*** Records for the exercise
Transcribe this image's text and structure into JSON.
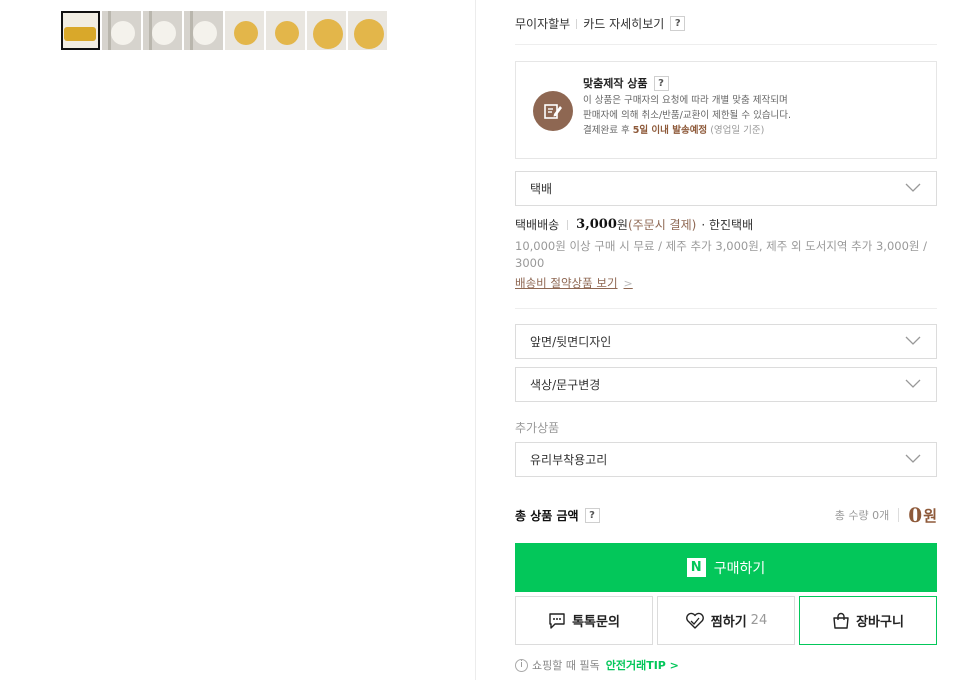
{
  "gallery": {
    "thumbnails": [
      {
        "label": "thumb-1"
      },
      {
        "label": "thumb-2"
      },
      {
        "label": "thumb-3"
      },
      {
        "label": "thumb-4"
      },
      {
        "label": "thumb-5"
      },
      {
        "label": "thumb-6"
      },
      {
        "label": "thumb-7"
      },
      {
        "label": "thumb-8"
      }
    ],
    "active_index": 0
  },
  "payment": {
    "installment_label": "무이자할부",
    "card_detail_label": "카드 자세히보기",
    "help_icon": "?"
  },
  "custom_product": {
    "icon": "pencil-note-icon",
    "title": "맞춤제작 상품",
    "help_icon": "?",
    "line1": "이 상품은 구매자의 요청에 따라 개별 맞춤 제작되며",
    "line2": "판매자에 의해 취소/반품/교환이 제한될 수 있습니다.",
    "line3_prefix": "결제완료 후",
    "line3_highlight": "5일 이내 발송예정",
    "line3_suffix": "(영업일 기준)"
  },
  "delivery": {
    "method_selected": "택배",
    "label": "택배배송",
    "price": "3,000",
    "price_unit": "원",
    "payment_note": "(주문시 결제)",
    "courier": "· 한진택배",
    "note": "10,000원 이상 구매 시 무료 / 제주 추가 3,000원, 제주 외 도서지역 추가 3,000원 / 3000",
    "saving_link": "배송비 절약상품 보기",
    "saving_arrow": ">"
  },
  "options": {
    "design_selected": "앞면/뒷면디자인",
    "color_selected": "색상/문구변경"
  },
  "extra": {
    "label": "추가상품",
    "hook_selected": "유리부착용고리"
  },
  "total": {
    "label": "총 상품 금액",
    "help_icon": "?",
    "quantity_text": "총 수량 0개",
    "amount": "0",
    "unit": "원"
  },
  "actions": {
    "buy_logo": "N",
    "buy_label": "구매하기",
    "talk_label": "톡톡문의",
    "wish_label": "찜하기",
    "wish_count": "24",
    "cart_label": "장바구니"
  },
  "footer_tip": {
    "info_icon": "i",
    "text": "쇼핑할 때 필독",
    "link": "안전거래TIP >"
  },
  "colors": {
    "brand_green": "#03c75a",
    "accent_brown": "#8e5a3a"
  }
}
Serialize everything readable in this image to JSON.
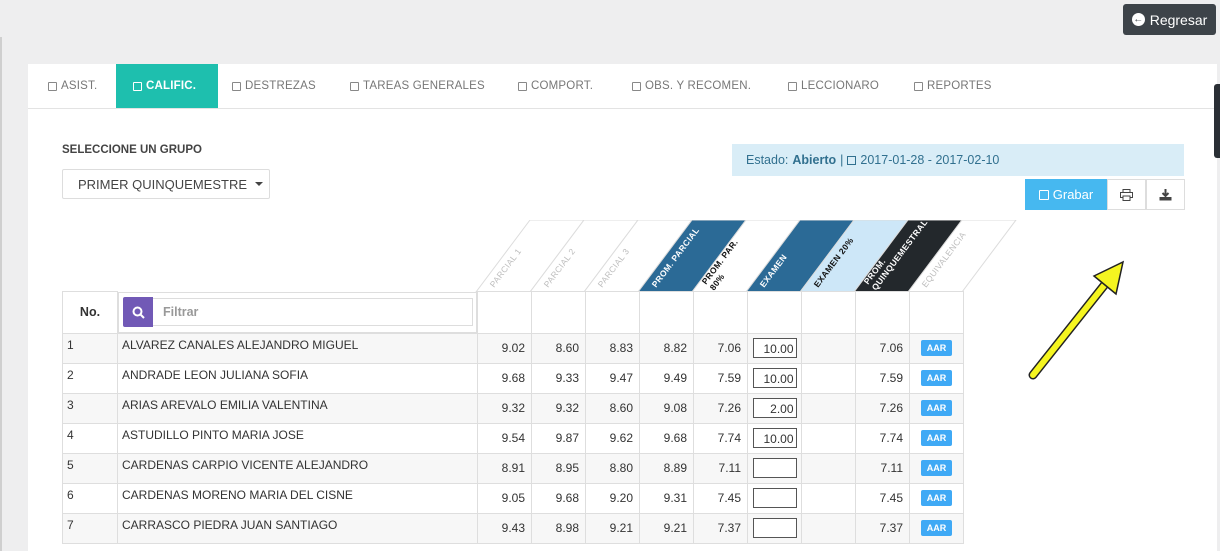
{
  "topbar": {
    "regresar_label": "Regresar"
  },
  "tabs": [
    {
      "label": "ASIST.",
      "icon": "calendar-icon"
    },
    {
      "label": "CALIFIC.",
      "icon": "sort-icon",
      "active": true
    },
    {
      "label": "DESTREZAS",
      "icon": "edit-icon"
    },
    {
      "label": "TAREAS GENERALES",
      "icon": "edit-icon"
    },
    {
      "label": "COMPORT.",
      "icon": "message-icon"
    },
    {
      "label": "OBS. Y RECOMEN.",
      "icon": "comments-icon"
    },
    {
      "label": "LECCIONARO",
      "icon": "book-icon"
    },
    {
      "label": "REPORTES",
      "icon": "bar-chart-icon"
    }
  ],
  "grupo": {
    "label": "SELECCIONE UN GRUPO",
    "selected": "PRIMER QUINQUEMESTRE"
  },
  "estado": {
    "prefix": "Estado:",
    "value": "Abierto",
    "separator": "|",
    "dates": "2017-01-28 - 2017-02-10"
  },
  "actions": {
    "grabar_label": "Grabar",
    "print_icon": "print-icon",
    "download_icon": "download-icon"
  },
  "table": {
    "no_header": "No.",
    "filter_placeholder": "Filtrar",
    "columns": [
      "PARCIAL 1",
      "PARCIAL 2",
      "PARCIAL 3",
      "PROM. PARCIAL",
      "PROM. PAR. 80%",
      "EXAMEN",
      "EXAMEN 20%",
      "PROM. QUINQUEMESTRAL",
      "EQUIVALENCIA"
    ],
    "column_colors": [
      "#ffffff",
      "#ffffff",
      "#ffffff",
      "#2b6a96",
      "#ffffff",
      "#2b6a96",
      "#cde7f8",
      "#23282c",
      "#ffffff"
    ],
    "rows": [
      {
        "no": "1",
        "name": "ALVAREZ CANALES ALEJANDRO MIGUEL",
        "p1": "9.02",
        "p2": "8.60",
        "p3": "8.83",
        "prom": "8.82",
        "p80": "7.06",
        "exam": "10.00",
        "e20": "",
        "quin": "7.06",
        "eq": "AAR"
      },
      {
        "no": "2",
        "name": "ANDRADE LEON JULIANA SOFIA",
        "p1": "9.68",
        "p2": "9.33",
        "p3": "9.47",
        "prom": "9.49",
        "p80": "7.59",
        "exam": "10.00",
        "e20": "",
        "quin": "7.59",
        "eq": "AAR"
      },
      {
        "no": "3",
        "name": "ARIAS AREVALO EMILIA VALENTINA",
        "p1": "9.32",
        "p2": "9.32",
        "p3": "8.60",
        "prom": "9.08",
        "p80": "7.26",
        "exam": "2.00",
        "e20": "",
        "quin": "7.26",
        "eq": "AAR"
      },
      {
        "no": "4",
        "name": "ASTUDILLO PINTO MARIA JOSE",
        "p1": "9.54",
        "p2": "9.87",
        "p3": "9.62",
        "prom": "9.68",
        "p80": "7.74",
        "exam": "10.00",
        "e20": "",
        "quin": "7.74",
        "eq": "AAR"
      },
      {
        "no": "5",
        "name": "CARDENAS CARPIO VICENTE ALEJANDRO",
        "p1": "8.91",
        "p2": "8.95",
        "p3": "8.80",
        "prom": "8.89",
        "p80": "7.11",
        "exam": "",
        "e20": "",
        "quin": "7.11",
        "eq": "AAR"
      },
      {
        "no": "6",
        "name": "CARDENAS MORENO MARIA DEL CISNE",
        "p1": "9.05",
        "p2": "9.68",
        "p3": "9.20",
        "prom": "9.31",
        "p80": "7.45",
        "exam": "",
        "e20": "",
        "quin": "7.45",
        "eq": "AAR"
      },
      {
        "no": "7",
        "name": "CARRASCO PIEDRA JUAN SANTIAGO",
        "p1": "9.43",
        "p2": "8.98",
        "p3": "9.21",
        "prom": "9.21",
        "p80": "7.37",
        "exam": "",
        "e20": "",
        "quin": "7.37",
        "eq": "AAR"
      }
    ]
  },
  "annotation": {
    "arrow_color": "#f5f520"
  }
}
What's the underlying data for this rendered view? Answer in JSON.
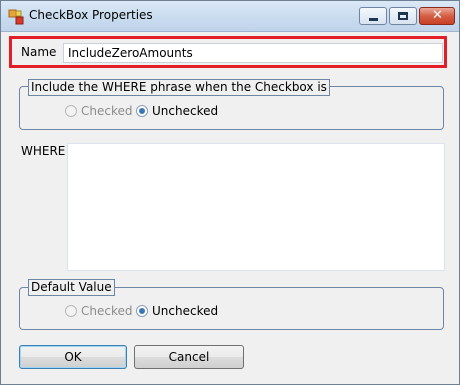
{
  "window": {
    "title": "CheckBox Properties"
  },
  "name_field": {
    "label": "Name",
    "value": "IncludeZeroAmounts"
  },
  "where_group": {
    "legend": "Include the WHERE phrase when the Checkbox is",
    "options": [
      {
        "label": "Checked",
        "selected": false
      },
      {
        "label": "Unchecked",
        "selected": true
      }
    ]
  },
  "where_field": {
    "label": "WHERE",
    "value": ""
  },
  "default_group": {
    "legend": "Default Value",
    "options": [
      {
        "label": "Checked",
        "selected": false
      },
      {
        "label": "Unchecked",
        "selected": true
      }
    ]
  },
  "buttons": {
    "ok": "OK",
    "cancel": "Cancel"
  },
  "colors": {
    "highlight": "#e41e26",
    "titlebar": "#c9dcef",
    "close": "#c74126"
  }
}
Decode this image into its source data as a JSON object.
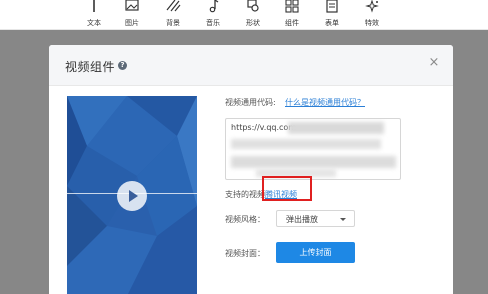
{
  "toolbar": {
    "items": [
      {
        "label": "文本",
        "icon": "text-icon"
      },
      {
        "label": "图片",
        "icon": "image-icon"
      },
      {
        "label": "背景",
        "icon": "background-icon"
      },
      {
        "label": "音乐",
        "icon": "music-icon"
      },
      {
        "label": "形状",
        "icon": "shape-icon"
      },
      {
        "label": "组件",
        "icon": "component-icon"
      },
      {
        "label": "表单",
        "icon": "form-icon"
      },
      {
        "label": "特效",
        "icon": "effects-icon"
      }
    ]
  },
  "dialog": {
    "title": "视频组件",
    "help_glyph": "?",
    "close_glyph": "×",
    "code_label": "视频通用代码:",
    "code_help_link": "什么是视频通用代码？",
    "code_value": "https://v.qq.com",
    "supported_label": "支持的视频",
    "supported_link": "腾讯视频",
    "style_label": "视频风格：",
    "style_value": "弹出播放",
    "cover_label": "视频封面：",
    "upload_button": "上传封面"
  },
  "colors": {
    "overlay": "#878787",
    "preview_blue": "#2a60ad",
    "accent": "#1e88e5",
    "highlight": "#e02020"
  }
}
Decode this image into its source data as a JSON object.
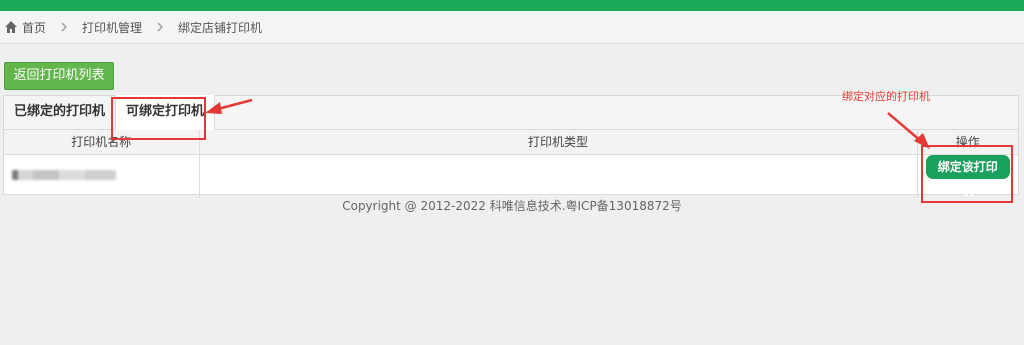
{
  "breadcrumb": {
    "items": [
      "首页",
      "打印机管理",
      "绑定店铺打印机"
    ]
  },
  "back_button": {
    "label": "返回打印机列表"
  },
  "tabs": [
    {
      "label": "已绑定的打印机",
      "active": false
    },
    {
      "label": "可绑定打印机",
      "active": true
    }
  ],
  "table": {
    "headers": [
      "打印机名称",
      "打印机类型",
      "操作"
    ],
    "rows": [
      {
        "name": "",
        "type": "",
        "action": "绑定该打印机"
      }
    ]
  },
  "footer": {
    "text": "Copyright @ 2012-2022 科唯信息技术.粤ICP备13018872号"
  },
  "annotation": {
    "text": "绑定对应的打印机"
  },
  "colors": {
    "top_bar": "#1ba85a",
    "back_button": "#62b64b",
    "action_button": "#1aa15d",
    "annotation": "#e53935"
  },
  "icons": {
    "home": "home-icon",
    "separator": "chevron-right-icon"
  }
}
******
*Goal of the exercise*
In the records, locate each line holding the string "legend" and copy it.

*Solution to the problem*
    "legend": "Include the WHERE phrase when the Checkbox is",
    "legend": "Default Value",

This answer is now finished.